*EXCERPTED PASSAGE:*
===

Java EE (and Microservice) Quickstart

  1. Create Thin WAR project with: mvn archetype:generate -Dfilter=com.airhacks:javaee7-essentials-archetype. (see: Setting Up Java EE 7 Projects With Maven 3)

    Result: 24 lines of pom.xml. The pom.xml only conatins a single dependency to Java EE 7 API. In real world projects you will only need to add test dependencies like JUnit or Mockito. The file beans.xml (one tag), was created to enable Depenency Injection (DI) everywhere and the annotated class JAXRSConfiguration activates JAX-RS under the resources uri. The generated Thin WAR project is a production ready template for Java EE / Microservices / Thin WARs.
  2. Create a JAX-RS resource, like .e.g.
            
        import javax.ws.rs.GET;
        import javax.ws.rs.Path;
        
        @Path("message")
        public class HelloResource {
    
            @GET
            public String message() {
                return "works!";
            }       
        }
    
    
  3. Perform mvn package and copy the Thin WAR ./target/[NAME].war (~4 kB) into the autodeploy / deploy folder of Java EE 6 / 7 / 8 application server of your choice.
  4. ...or download NetBeans "Java EE Edition", open the project, and click "run".
  5. Open the browser with: http://localhost:8080/[NAME]/resources/message

Use a full profile Java EE application servers (Payara, WildFly, TomEE, WebLogic, Websphere Liberty Profile). The download size varies between 55 MB and 200 MB. The runtime overhead is around 50 MB RAM (see live memory profiling: "The (RAM) Overhead Of Java EE Application Servers").

For mainstream (microservices) projects there is no further tuning, configuration or optimization required.

===

*REQUIRED WORK:*
1. In the Java EE quickstart, what is the stated runtime overhead of a full profile application server?
2. Repeat, word for word, the part of the Java EE quickstart that opens with the words containing "1. Create Thin" and closes with "resource, like .e.g.".
3. Carry on the Java EE quickstart from the point where it stops.
The data after this point comes from a different source.

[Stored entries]
===

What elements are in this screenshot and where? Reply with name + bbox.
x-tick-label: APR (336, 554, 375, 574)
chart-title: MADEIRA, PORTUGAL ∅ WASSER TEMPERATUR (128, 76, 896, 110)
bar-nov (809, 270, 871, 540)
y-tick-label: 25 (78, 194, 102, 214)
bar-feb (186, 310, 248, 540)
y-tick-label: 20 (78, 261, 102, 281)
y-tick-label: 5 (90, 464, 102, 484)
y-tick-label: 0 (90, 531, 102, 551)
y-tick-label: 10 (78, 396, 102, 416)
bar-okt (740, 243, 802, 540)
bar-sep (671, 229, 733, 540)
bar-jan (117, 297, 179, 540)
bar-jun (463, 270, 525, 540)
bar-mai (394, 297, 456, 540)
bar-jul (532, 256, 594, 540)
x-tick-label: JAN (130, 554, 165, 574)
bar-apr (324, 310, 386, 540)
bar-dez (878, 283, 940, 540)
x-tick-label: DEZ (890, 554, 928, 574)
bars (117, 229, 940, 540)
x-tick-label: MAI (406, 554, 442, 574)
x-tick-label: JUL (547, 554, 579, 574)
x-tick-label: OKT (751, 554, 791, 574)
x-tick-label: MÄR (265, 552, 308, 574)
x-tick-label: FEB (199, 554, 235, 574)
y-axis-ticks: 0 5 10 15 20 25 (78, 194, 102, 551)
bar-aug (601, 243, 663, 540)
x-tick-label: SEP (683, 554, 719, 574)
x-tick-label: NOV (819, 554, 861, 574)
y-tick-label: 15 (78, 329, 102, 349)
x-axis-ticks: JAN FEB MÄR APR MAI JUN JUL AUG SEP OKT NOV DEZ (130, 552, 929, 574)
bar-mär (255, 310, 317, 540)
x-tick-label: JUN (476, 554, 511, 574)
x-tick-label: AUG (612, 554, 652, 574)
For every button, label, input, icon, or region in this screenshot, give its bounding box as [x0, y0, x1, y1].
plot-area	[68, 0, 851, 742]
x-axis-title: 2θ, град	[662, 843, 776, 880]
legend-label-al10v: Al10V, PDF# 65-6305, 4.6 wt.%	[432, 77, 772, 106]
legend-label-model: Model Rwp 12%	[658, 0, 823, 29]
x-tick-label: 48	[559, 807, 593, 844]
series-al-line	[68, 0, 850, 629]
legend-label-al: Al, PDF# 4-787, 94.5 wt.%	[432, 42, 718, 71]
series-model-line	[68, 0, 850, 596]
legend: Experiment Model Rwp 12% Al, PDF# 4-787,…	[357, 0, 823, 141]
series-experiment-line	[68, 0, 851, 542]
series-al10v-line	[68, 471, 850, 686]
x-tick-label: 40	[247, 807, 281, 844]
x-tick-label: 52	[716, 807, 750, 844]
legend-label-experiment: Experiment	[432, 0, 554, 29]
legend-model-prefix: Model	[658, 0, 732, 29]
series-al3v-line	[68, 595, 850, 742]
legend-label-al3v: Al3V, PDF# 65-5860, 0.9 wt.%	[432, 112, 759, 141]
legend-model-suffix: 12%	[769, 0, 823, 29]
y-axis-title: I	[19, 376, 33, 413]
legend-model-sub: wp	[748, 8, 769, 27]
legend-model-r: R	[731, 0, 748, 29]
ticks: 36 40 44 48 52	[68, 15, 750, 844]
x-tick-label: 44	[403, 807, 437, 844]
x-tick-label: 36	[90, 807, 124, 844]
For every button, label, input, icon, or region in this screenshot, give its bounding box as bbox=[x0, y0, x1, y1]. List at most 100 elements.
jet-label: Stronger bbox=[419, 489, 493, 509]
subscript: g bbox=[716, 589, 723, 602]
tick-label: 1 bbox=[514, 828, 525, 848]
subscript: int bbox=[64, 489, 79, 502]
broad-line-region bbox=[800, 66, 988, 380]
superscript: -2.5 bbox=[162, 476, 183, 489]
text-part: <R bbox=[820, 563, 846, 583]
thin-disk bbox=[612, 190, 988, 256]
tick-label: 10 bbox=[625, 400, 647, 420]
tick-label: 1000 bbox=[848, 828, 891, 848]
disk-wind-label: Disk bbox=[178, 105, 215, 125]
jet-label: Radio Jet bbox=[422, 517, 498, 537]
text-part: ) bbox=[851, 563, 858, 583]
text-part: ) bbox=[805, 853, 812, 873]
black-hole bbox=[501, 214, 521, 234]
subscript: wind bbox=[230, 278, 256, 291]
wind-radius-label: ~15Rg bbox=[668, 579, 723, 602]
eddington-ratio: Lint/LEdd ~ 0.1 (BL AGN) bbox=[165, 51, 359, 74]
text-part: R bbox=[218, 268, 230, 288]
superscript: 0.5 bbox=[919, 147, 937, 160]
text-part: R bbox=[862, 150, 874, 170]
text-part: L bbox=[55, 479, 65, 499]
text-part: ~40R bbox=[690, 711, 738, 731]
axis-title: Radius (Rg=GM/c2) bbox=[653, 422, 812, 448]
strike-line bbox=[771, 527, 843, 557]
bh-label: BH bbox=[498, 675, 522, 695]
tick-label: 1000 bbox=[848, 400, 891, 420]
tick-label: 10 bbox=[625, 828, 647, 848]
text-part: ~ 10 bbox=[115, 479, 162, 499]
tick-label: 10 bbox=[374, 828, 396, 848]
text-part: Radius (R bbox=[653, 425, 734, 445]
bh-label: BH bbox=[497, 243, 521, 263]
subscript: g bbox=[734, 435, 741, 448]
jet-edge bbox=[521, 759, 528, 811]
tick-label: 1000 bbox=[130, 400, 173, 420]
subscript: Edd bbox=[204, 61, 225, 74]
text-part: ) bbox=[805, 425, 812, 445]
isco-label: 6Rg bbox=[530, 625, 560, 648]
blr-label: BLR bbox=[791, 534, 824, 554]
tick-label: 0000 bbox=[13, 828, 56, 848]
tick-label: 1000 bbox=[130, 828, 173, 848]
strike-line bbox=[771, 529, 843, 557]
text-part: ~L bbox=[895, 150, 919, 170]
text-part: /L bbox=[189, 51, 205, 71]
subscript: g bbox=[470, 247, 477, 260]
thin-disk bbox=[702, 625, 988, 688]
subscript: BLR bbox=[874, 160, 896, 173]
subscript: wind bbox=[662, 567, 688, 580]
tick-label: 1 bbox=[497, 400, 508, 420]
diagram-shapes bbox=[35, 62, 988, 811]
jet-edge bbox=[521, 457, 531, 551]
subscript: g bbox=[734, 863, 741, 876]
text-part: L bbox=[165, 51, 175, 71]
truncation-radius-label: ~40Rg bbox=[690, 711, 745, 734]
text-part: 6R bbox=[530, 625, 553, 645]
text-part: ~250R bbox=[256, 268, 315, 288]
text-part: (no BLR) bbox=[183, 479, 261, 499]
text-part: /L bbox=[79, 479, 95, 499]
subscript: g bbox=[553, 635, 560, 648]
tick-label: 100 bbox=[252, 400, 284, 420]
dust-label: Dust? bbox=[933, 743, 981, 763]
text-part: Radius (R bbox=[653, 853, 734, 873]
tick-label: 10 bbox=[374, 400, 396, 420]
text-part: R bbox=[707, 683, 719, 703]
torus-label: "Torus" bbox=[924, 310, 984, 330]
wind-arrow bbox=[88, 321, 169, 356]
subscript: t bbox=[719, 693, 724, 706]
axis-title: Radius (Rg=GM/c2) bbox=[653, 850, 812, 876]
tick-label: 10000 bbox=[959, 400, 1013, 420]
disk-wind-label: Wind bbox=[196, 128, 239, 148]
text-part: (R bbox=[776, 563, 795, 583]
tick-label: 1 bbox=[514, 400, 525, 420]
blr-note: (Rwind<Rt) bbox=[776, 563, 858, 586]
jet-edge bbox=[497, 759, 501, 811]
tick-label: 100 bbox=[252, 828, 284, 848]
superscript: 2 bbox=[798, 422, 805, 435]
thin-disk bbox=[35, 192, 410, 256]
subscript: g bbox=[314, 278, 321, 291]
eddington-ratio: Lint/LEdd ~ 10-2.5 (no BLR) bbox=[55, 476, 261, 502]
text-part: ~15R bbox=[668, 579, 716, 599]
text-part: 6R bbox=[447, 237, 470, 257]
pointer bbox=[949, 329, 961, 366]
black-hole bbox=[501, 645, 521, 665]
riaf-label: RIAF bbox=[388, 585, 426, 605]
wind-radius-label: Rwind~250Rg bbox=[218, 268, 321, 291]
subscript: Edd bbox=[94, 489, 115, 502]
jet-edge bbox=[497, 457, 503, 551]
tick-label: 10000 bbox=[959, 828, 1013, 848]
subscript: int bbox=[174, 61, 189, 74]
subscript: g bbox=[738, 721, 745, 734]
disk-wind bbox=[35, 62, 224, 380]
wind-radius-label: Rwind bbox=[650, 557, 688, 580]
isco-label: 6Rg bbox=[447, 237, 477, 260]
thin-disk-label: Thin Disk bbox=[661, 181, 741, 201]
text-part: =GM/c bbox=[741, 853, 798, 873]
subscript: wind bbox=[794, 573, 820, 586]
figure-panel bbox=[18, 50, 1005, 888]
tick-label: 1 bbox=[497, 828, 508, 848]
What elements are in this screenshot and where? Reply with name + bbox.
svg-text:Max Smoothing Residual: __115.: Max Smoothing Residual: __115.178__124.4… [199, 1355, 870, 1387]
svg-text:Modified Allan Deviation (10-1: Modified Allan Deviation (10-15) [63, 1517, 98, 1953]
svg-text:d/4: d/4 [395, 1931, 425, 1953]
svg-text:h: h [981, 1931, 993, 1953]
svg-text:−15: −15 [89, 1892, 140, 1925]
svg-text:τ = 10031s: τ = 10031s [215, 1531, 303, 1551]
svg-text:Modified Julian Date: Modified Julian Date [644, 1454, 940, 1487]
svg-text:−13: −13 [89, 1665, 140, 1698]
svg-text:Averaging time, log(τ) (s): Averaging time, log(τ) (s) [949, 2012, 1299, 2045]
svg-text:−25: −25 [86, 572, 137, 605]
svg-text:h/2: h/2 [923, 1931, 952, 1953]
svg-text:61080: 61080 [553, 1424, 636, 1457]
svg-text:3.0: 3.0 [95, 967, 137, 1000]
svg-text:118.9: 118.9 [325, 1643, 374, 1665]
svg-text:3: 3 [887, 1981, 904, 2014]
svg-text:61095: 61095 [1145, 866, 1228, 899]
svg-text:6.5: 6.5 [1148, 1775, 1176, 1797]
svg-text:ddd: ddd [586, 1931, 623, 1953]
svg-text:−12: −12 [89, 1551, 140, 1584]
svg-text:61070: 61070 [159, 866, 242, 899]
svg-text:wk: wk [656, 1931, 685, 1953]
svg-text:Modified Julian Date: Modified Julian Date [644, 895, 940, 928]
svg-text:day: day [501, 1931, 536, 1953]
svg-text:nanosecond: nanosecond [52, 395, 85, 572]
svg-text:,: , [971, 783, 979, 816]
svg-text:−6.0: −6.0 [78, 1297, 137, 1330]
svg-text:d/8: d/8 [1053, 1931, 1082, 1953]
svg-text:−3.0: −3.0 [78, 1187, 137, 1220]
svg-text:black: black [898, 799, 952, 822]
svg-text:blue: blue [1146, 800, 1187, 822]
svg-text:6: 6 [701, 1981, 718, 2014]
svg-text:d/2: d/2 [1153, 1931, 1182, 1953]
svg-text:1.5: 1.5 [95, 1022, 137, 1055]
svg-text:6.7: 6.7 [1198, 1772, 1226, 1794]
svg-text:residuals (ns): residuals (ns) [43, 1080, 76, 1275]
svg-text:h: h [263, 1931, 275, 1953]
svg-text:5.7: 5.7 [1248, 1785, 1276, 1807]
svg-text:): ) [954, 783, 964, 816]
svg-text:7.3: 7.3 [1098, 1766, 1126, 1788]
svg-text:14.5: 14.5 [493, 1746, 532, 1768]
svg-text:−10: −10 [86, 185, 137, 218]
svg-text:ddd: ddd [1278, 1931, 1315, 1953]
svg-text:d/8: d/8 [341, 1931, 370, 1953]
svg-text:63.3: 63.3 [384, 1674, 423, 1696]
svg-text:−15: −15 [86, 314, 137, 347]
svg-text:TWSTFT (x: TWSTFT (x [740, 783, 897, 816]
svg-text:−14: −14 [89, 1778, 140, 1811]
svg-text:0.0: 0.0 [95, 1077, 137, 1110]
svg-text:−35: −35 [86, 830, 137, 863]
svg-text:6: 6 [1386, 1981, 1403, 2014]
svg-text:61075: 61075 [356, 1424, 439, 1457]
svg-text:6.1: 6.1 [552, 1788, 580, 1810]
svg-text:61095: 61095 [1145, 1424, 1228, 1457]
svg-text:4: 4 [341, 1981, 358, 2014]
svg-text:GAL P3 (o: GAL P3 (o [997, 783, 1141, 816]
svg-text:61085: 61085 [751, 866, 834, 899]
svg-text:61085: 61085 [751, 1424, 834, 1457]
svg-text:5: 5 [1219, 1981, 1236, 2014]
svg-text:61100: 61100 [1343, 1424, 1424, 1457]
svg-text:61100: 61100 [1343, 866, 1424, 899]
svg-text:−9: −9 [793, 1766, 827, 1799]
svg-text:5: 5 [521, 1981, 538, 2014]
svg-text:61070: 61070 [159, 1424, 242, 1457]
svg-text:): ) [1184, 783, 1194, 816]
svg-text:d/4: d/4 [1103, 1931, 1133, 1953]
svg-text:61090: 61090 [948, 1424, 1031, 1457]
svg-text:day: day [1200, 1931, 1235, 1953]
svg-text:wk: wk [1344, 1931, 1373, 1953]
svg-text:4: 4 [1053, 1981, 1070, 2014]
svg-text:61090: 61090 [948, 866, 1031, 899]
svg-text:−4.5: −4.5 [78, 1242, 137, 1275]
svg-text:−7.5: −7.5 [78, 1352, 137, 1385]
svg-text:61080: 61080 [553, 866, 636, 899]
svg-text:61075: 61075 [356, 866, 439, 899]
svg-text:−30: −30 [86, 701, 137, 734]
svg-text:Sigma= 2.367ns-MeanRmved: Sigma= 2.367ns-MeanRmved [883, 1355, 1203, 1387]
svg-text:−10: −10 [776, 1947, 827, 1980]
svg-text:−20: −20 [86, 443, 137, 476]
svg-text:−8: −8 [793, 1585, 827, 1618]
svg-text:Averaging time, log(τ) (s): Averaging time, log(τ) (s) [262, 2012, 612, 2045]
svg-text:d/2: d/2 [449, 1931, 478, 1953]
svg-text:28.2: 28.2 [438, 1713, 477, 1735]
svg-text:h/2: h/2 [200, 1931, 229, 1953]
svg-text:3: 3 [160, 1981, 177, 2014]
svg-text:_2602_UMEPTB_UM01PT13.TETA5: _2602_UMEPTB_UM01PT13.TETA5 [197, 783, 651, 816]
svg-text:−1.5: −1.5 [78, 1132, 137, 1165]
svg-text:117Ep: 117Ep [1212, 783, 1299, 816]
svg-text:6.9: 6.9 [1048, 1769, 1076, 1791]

===

*ANSWERS BELOW:*
1. Around 50 MB RAM.

2.
1. Create Thin WAR project with: mvn archetype:generate -Dfilter=com.airhacks:javaee7-essentials-archetype. (see: Setting Up Java EE 7 Projects With Maven 3)

    Result: 24 lines of pom.xml. The pom.xml only conatins a single dependency to Java EE 7 API. In real world projects you will only need to add test dependencies like JUnit or Mockito. The file beans.xml (one tag), was created to enable Depenency Injection (DI) everywhere and the annotated class JAXRSConfiguration activates JAX-RS under the resources uri. The generated Thin WAR project is a production ready template for Java EE / Microservices / Thin WARs.
  2. Create a JAX-RS resource, like .e.g.

3.
See you at Java EE Workshops at Munich Airport, Terminal 2 or Virtual Dedicated Workshops / consulting. Is Munich's airport too far? Learn from home: airhacks.io.

Comments:

It is better to use MicroProfile releases with JEE and MicroServices.

The MicroProfile project in a nutshell, is CDI, JAX-RS, and JSR109.
For complete injection solutions I have always found it better to use Guice, especially when it comes round to an automated testing cycle. You can always link your CDI to Guice via the BeanManager.

I do believe using a full JEE profile with MicroServices destroys the MicroServices concept, and reduces your application back to simple SOA purely based on environment architecture.

The idea is a single micro profile EE for a concept of work, spread across multiple nodes with your choice of JCache implementation.
E.G. the Login MicroProfile would consist of at least 4 Wars: Login Email, Login Static, Logout, Login Cloud. These four would be placed in a MicroProfile instance most likely called "LoginProfileEE".
You would spin up a separate EE instance for each application concept, freely up to a usual of 70 profiles for server.

I feel this article highlights a lack of understanding in the separation of SOA and Micro Services.